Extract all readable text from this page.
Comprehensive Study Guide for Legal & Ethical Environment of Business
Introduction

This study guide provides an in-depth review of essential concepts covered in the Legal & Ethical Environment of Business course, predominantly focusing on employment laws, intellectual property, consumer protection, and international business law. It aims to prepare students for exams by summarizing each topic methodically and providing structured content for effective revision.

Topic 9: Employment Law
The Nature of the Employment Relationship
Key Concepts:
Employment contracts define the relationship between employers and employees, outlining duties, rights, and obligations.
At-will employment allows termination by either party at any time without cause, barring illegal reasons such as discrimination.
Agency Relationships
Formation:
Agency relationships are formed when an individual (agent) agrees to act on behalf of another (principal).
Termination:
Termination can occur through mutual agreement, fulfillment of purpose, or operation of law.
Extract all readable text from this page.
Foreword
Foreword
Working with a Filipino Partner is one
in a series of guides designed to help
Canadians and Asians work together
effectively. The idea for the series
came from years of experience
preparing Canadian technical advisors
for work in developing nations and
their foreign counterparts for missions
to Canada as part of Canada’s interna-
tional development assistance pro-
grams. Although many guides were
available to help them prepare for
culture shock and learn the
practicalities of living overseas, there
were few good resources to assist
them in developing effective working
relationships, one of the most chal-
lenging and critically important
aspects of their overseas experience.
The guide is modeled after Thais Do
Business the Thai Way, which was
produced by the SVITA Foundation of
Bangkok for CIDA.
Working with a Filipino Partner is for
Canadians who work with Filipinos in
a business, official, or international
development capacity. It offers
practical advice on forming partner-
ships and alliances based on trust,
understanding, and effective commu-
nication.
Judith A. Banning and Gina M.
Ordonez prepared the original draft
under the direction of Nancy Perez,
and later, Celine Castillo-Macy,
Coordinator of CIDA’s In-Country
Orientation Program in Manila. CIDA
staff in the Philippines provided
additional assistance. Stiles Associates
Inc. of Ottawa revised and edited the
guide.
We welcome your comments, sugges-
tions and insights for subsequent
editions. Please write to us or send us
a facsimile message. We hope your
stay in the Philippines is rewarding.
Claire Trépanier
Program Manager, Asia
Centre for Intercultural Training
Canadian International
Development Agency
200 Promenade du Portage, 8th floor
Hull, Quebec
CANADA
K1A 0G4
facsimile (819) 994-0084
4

::::::::::

Directions → Return every record, word for word.

Result for this exercise →
Extract all readable text from this page.
Comprehensive Study Guide for Legal & Ethical Environment of Business
Introduction

This study guide provides an in-depth review of essential concepts covered in the Legal & Ethical Environment of Business course, predominantly focusing on employment laws, intellectual property, consumer protection, and international business law. It aims to prepare students for exams by summarizing each topic methodically and providing structured content for effective revision.

Topic 9: Employment Law
The Nature of the Employment Relationship
Key Concepts:
Employment contracts define the relationship between employers and employees, outlining duties, rights, and obligations.
At-will employment allows termination by either party at any time without cause, barring illegal reasons such as discrimination.
Agency Relationships
Formation:
Agency relationships are formed when an individual (agent) agrees to act on behalf of another (principal).
Termination:
Termination can occur through mutual agreement, fulfillment of purpose, or operation of law.
Extract all readable text from this page.
Foreword
Foreword
Working with a Filipino Partner is one
in a series of guides designed to help
Canadians and Asians work together
effectively. The idea for the series
came from years of experience
preparing Canadian technical advisors
for work in developing nations and
their foreign counterparts for missions
to Canada as part of Canada’s interna-
tional development assistance pro-
grams. Although many guides were
available to help them prepare for
culture shock and learn the
practicalities of living overseas, there
were few good resources to assist
them in developing effective working
relationships, one of the most chal-
lenging and critically important
aspects of their overseas experience.
The guide is modeled after Thais Do
Business the Thai Way, which was
produced by the SVITA Foundation of
Bangkok for CIDA.
Working with a Filipino Partner is for
Canadians who work with Filipinos in
a business, official, or international
development capacity. It offers
practical advice on forming partner-
ships and alliances based on trust,
understanding, and effective commu-
nication.
Judith A. Banning and Gina M.
Ordonez prepared the original draft
under the direction of Nancy Perez,
and later, Celine Castillo-Macy,
Coordinator of CIDA’s In-Country
Orientation Program in Manila. CIDA
staff in the Philippines provided
additional assistance. Stiles Associates
Inc. of Ottawa revised and edited the
guide.
We welcome your comments, sugges-
tions and insights for subsequent
editions. Please write to us or send us
a facsimile message. We hope your
stay in the Philippines is rewarding.
Claire Trépanier
Program Manager, Asia
Centre for Intercultural Training
Canadian International
Development Agency
200 Promenade du Portage, 8th floor
Hull, Quebec
CANADA
K1A 0G4
facsimile (819) 994-0084
4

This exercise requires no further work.